-- START Dataset entries --

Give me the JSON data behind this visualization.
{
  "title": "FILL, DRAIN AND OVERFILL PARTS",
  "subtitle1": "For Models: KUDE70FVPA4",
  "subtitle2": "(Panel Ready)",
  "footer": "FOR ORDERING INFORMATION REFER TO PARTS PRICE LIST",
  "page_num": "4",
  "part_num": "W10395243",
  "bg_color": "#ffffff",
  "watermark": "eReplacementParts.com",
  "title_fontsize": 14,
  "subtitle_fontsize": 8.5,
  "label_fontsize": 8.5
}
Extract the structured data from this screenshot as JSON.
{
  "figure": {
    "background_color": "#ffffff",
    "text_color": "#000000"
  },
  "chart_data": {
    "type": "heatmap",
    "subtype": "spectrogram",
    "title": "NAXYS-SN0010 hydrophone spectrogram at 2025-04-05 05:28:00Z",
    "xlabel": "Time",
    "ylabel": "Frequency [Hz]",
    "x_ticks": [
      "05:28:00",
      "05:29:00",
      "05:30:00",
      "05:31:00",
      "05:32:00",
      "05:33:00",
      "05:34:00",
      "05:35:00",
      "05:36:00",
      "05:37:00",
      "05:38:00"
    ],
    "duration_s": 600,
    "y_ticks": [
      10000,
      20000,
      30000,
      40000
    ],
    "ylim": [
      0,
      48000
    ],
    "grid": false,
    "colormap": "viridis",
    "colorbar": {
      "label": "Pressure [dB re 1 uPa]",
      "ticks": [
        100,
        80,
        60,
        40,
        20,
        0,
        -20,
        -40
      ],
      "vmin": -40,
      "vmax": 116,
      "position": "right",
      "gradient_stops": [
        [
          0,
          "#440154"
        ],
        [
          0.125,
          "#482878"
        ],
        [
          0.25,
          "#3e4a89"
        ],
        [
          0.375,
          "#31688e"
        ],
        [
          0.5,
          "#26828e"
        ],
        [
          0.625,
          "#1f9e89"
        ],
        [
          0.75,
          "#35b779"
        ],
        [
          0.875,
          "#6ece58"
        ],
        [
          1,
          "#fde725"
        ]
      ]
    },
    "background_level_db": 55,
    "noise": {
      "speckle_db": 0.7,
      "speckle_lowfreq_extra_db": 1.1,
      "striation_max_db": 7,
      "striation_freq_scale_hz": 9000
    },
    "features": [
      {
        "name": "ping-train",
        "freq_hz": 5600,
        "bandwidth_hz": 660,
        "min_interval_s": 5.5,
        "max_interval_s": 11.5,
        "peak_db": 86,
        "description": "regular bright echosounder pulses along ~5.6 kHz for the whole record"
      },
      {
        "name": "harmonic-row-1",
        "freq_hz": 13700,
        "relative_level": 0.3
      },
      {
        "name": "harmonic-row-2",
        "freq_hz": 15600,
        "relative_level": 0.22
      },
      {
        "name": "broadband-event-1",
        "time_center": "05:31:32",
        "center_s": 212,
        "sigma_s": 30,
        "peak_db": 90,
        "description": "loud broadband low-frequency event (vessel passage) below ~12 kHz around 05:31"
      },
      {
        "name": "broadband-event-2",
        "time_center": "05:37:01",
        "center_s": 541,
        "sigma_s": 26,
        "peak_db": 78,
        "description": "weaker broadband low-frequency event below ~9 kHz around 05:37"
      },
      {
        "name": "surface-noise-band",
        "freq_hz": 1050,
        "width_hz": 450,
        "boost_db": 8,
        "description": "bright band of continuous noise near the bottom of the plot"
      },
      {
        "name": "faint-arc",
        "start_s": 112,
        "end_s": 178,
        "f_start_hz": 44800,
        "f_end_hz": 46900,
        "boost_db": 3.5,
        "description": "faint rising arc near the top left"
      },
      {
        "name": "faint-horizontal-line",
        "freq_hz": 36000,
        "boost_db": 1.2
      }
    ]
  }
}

-- END Dataset entries --

• Prompt
Copy each line of the entries that includes the word "description".

• Expected answer
        "description": "regular bright echosounder pulses along ~5.6 kHz for the whole record"
        "description": "loud broadband low-frequency event (vessel passage) below ~12 kHz around 05:31"
        "description": "weaker broadband low-frequency event below ~9 kHz around 05:37"
        "description": "bright band of continuous noise near the bottom of the plot"
        "description": "faint rising arc near the top left"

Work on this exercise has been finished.